## BEGIN DATA TO USE

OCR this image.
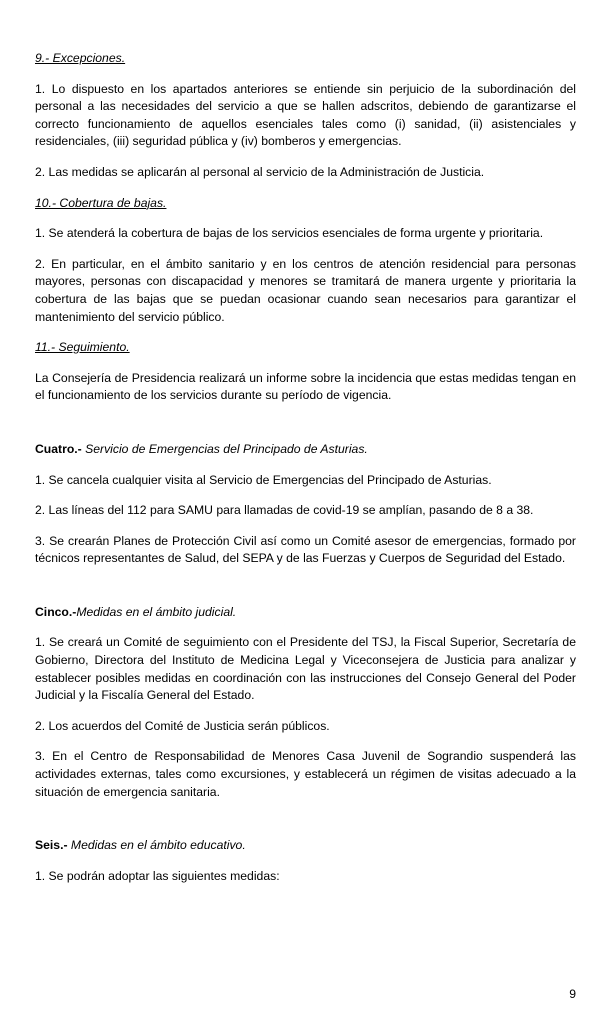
9.- Excepciones.

1. Lo dispuesto en los apartados anteriores se entiende sin perjuicio de la subordinación del personal a las necesidades del servicio a que se hallen adscritos, debiendo de garantizarse el correcto funcionamiento de aquellos esenciales tales como (i) sanidad, (ii) asistenciales y residenciales, (iii) seguridad pública y (iv) bomberos y emergencias.

2. Las medidas se aplicarán al personal al servicio de la Administración de Justicia.

10.- Cobertura de bajas.

1. Se atenderá la cobertura de bajas de los servicios esenciales de forma urgente y prioritaria.

2. En particular, en el ámbito sanitario y en los centros de atención residencial para personas mayores, personas con discapacidad y menores se tramitará de manera urgente y prioritaria la cobertura de las bajas que se puedan ocasionar cuando sean necesarios para garantizar el mantenimiento del servicio público.

11.- Seguimiento.

La Consejería de Presidencia realizará un informe sobre la incidencia que estas medidas tengan en el funcionamiento de los servicios durante su período de vigencia.

Cuatro.- Servicio de Emergencias del Principado de Asturias.

1. Se cancela cualquier visita al Servicio de Emergencias del Principado de Asturias.

2. Las líneas del 112 para SAMU para llamadas de covid-19 se amplían, pasando de 8 a 38.

3. Se crearán Planes de Protección Civil así como un Comité asesor de emergencias, formado por técnicos representantes de Salud, del SEPA y de las Fuerzas y Cuerpos de Seguridad del Estado.

Cinco.-Medidas en el ámbito judicial.

1. Se creará un Comité de seguimiento con el Presidente del TSJ, la Fiscal Superior, Secretaría de Gobierno, Directora del Instituto de Medicina Legal y Viceconsejera de Justicia para analizar y establecer posibles medidas en coordinación con las instrucciones del Consejo General del Poder Judicial y la Fiscalía General del Estado.

2. Los acuerdos del Comité de Justicia serán públicos.

3. En el Centro de Responsabilidad de Menores Casa Juvenil de Sograndio suspenderá las actividades externas, tales como excursiones, y establecerá un régimen de visitas adecuado a la situación de emergencia sanitaria.

Seis.- Medidas en el ámbito educativo.

1. Se podrán adoptar las siguientes medidas:

9
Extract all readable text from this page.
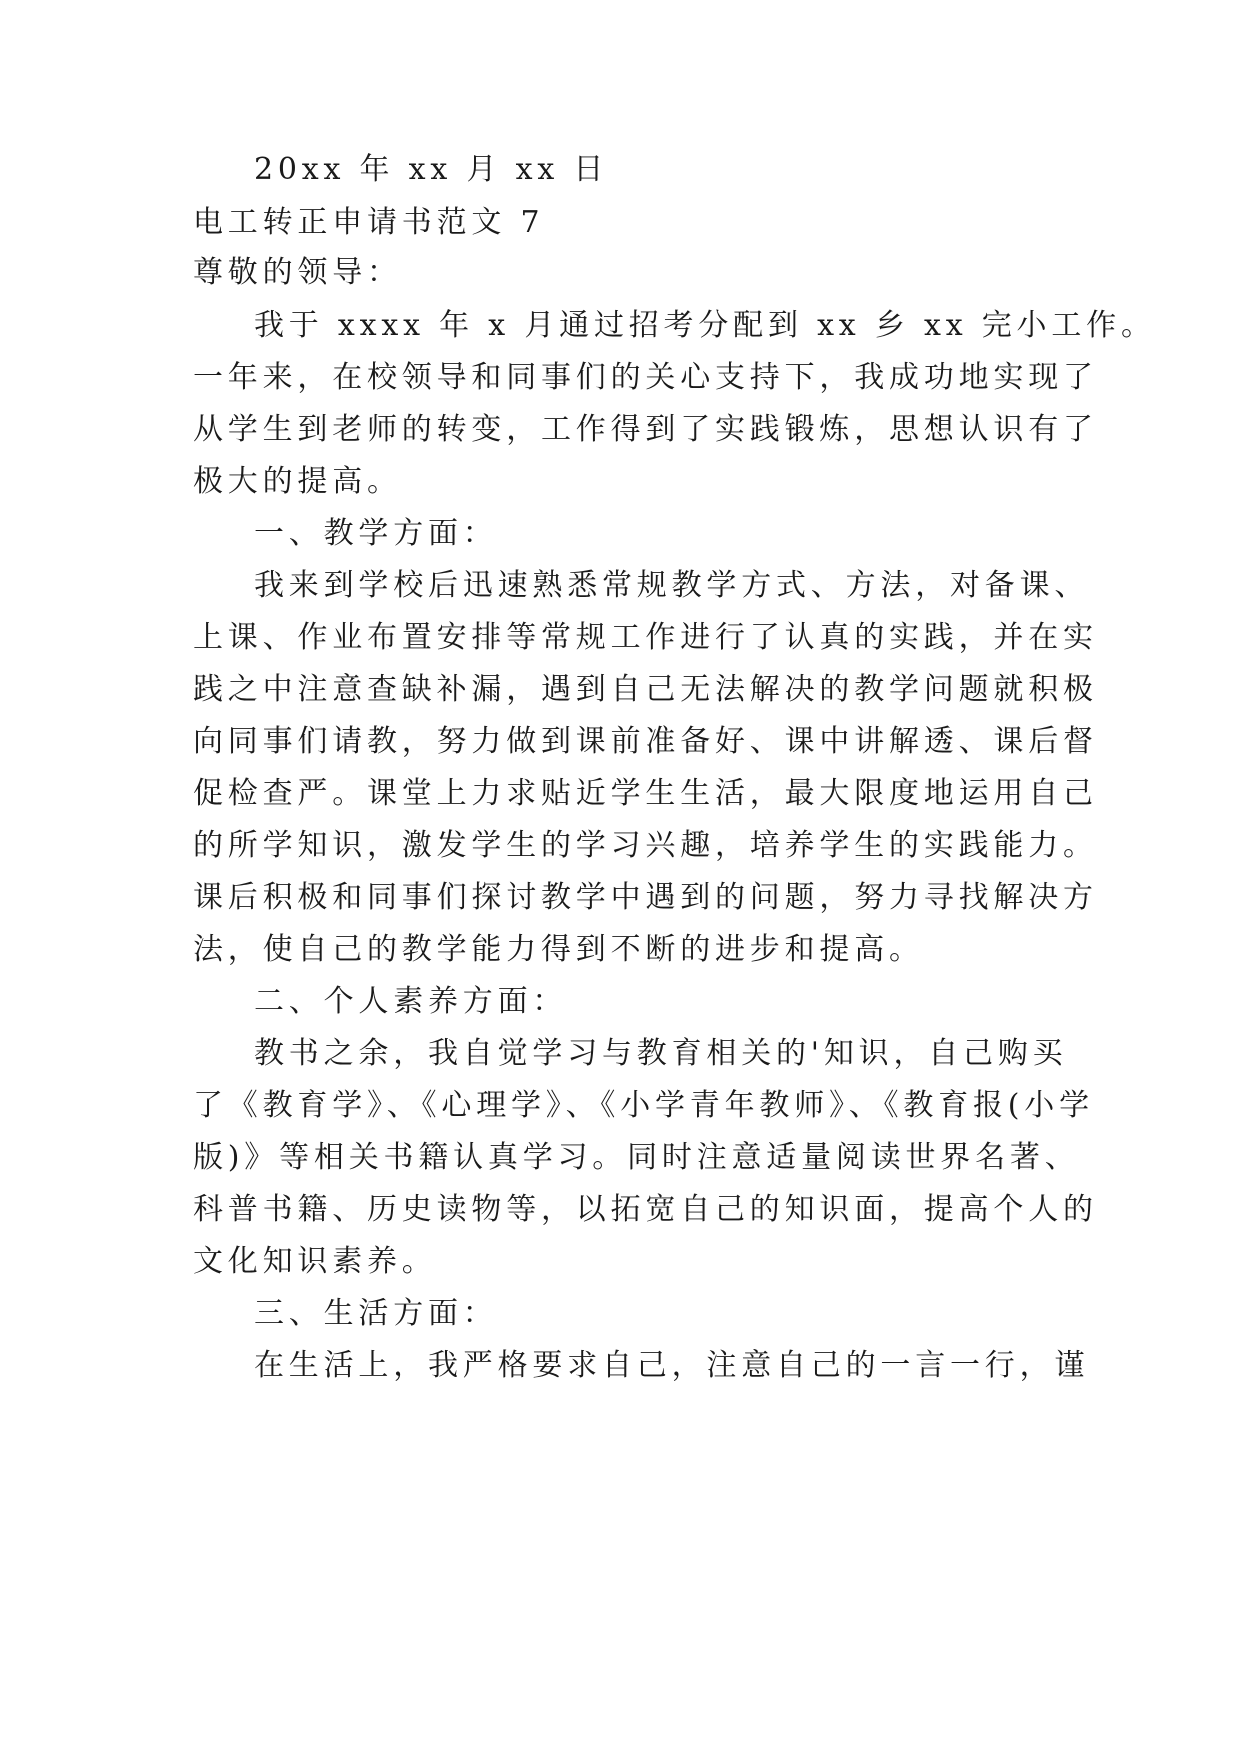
20xx 年 xx 月 xx 日
电工转正申请书范文 7
尊敬的领导：
我于 xxxx 年 x 月通过招考分配到 xx 乡 xx 完小工作。
一年来，在校领导和同事们的关心支持下，我成功地实现了
从学生到老师的转变，工作得到了实践锻炼，思想认识有了
极大的提高。
一、教学方面：
我来到学校后迅速熟悉常规教学方式、方法，对备课、
上课、作业布置安排等常规工作进行了认真的实践，并在实
践之中注意查缺补漏，遇到自己无法解决的教学问题就积极
向同事们请教，努力做到课前准备好、课中讲解透、课后督
促检查严。课堂上力求贴近学生生活，最大限度地运用自己
的所学知识，激发学生的学习兴趣，培养学生的实践能力。
课后积极和同事们探讨教学中遇到的问题，努力寻找解决方
法，使自己的教学能力得到不断的进步和提高。
二、个人素养方面：
教书之余，我自觉学习与教育相关的'知识，自己购买
了《教育学》、《心理学》、《小学青年教师》、《教育报(小学
版)》等相关书籍认真学习。同时注意适量阅读世界名著、
科普书籍、历史读物等，以拓宽自己的知识面，提高个人的
文化知识素养。
三、生活方面：
在生活上，我严格要求自己，注意自己的一言一行，谨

## END DATA TO USE

OBJECTIVE:
Omit every image. Quote each record exactly.

TASK SOLUTION:
OCR this image.
9.- Excepciones.

1. Lo dispuesto en los apartados anteriores se entiende sin perjuicio de la subordinación del personal a las necesidades del servicio a que se hallen adscritos, debiendo de garantizarse el correcto funcionamiento de aquellos esenciales tales como (i) sanidad, (ii) asistenciales y residenciales, (iii) seguridad pública y (iv) bomberos y emergencias.

2. Las medidas se aplicarán al personal al servicio de la Administración de Justicia.

10.- Cobertura de bajas.

1. Se atenderá la cobertura de bajas de los servicios esenciales de forma urgente y prioritaria.

2. En particular, en el ámbito sanitario y en los centros de atención residencial para personas mayores, personas con discapacidad y menores se tramitará de manera urgente y prioritaria la cobertura de las bajas que se puedan ocasionar cuando sean necesarios para garantizar el mantenimiento del servicio público.

11.- Seguimiento.

La Consejería de Presidencia realizará un informe sobre la incidencia que estas medidas tengan en el funcionamiento de los servicios durante su período de vigencia.

Cuatro.- Servicio de Emergencias del Principado de Asturias.

1. Se cancela cualquier visita al Servicio de Emergencias del Principado de Asturias.

2. Las líneas del 112 para SAMU para llamadas de covid-19 se amplían, pasando de 8 a 38.

3. Se crearán Planes de Protección Civil así como un Comité asesor de emergencias, formado por técnicos representantes de Salud, del SEPA y de las Fuerzas y Cuerpos de Seguridad del Estado.

Cinco.-Medidas en el ámbito judicial.

1. Se creará un Comité de seguimiento con el Presidente del TSJ, la Fiscal Superior, Secretaría de Gobierno, Directora del Instituto de Medicina Legal y Viceconsejera de Justicia para analizar y establecer posibles medidas en coordinación con las instrucciones del Consejo General del Poder Judicial y la Fiscalía General del Estado.

2. Los acuerdos del Comité de Justicia serán públicos.

3. En el Centro de Responsabilidad de Menores Casa Juvenil de Sograndio suspenderá las actividades externas, tales como excursiones, y establecerá un régimen de visitas adecuado a la situación de emergencia sanitaria.

Seis.- Medidas en el ámbito educativo.

1. Se podrán adoptar las siguientes medidas:

9
Extract all readable text from this page.
20xx 年 xx 月 xx 日
电工转正申请书范文 7
尊敬的领导：
我于 xxxx 年 x 月通过招考分配到 xx 乡 xx 完小工作。
一年来，在校领导和同事们的关心支持下，我成功地实现了
从学生到老师的转变，工作得到了实践锻炼，思想认识有了
极大的提高。
一、教学方面：
我来到学校后迅速熟悉常规教学方式、方法，对备课、
上课、作业布置安排等常规工作进行了认真的实践，并在实
践之中注意查缺补漏，遇到自己无法解决的教学问题就积极
向同事们请教，努力做到课前准备好、课中讲解透、课后督
促检查严。课堂上力求贴近学生生活，最大限度地运用自己
的所学知识，激发学生的学习兴趣，培养学生的实践能力。
课后积极和同事们探讨教学中遇到的问题，努力寻找解决方
法，使自己的教学能力得到不断的进步和提高。
二、个人素养方面：
教书之余，我自觉学习与教育相关的'知识，自己购买
了《教育学》、《心理学》、《小学青年教师》、《教育报(小学
版)》等相关书籍认真学习。同时注意适量阅读世界名著、
科普书籍、历史读物等，以拓宽自己的知识面，提高个人的
文化知识素养。
三、生活方面：
在生活上，我严格要求自己，注意自己的一言一行，谨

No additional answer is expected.